# WHAT TO DO:
Lay out as a numbered list, with blank lines omitted, the lines from the start of the records through the line containing "x-tick-label: 1000 <box>440 143 476 160</box>", including that line.

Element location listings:
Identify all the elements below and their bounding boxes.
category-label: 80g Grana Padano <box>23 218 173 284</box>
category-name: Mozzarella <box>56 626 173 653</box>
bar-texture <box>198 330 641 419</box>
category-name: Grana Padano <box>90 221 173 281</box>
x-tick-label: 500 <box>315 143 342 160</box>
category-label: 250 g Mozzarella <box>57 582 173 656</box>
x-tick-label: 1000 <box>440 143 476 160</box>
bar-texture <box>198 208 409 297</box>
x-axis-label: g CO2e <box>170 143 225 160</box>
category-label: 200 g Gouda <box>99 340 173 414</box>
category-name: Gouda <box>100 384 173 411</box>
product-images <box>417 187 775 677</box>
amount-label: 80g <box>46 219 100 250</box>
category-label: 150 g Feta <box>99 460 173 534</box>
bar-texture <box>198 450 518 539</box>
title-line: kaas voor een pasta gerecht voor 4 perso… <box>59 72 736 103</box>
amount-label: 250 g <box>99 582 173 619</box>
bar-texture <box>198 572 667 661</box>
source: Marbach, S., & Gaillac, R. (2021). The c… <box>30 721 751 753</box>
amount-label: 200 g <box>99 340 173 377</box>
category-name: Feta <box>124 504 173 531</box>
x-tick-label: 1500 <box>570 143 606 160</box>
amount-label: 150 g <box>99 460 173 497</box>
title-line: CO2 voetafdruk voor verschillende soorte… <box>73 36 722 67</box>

# WORKED SOLUTION:
1. Identify all the elements below and their bounding boxes.
2. category-label: 80g Grana Padano <box>23 218 173 284</box>
3. category-name: Mozzarella <box>56 626 173 653</box>
4. bar-texture <box>198 330 641 419</box>
5. category-name: Grana Padano <box>90 221 173 281</box>
6. x-tick-label: 500 <box>315 143 342 160</box>
7. category-label: 250 g Mozzarella <box>57 582 173 656</box>
8. x-tick-label: 1000 <box>440 143 476 160</box>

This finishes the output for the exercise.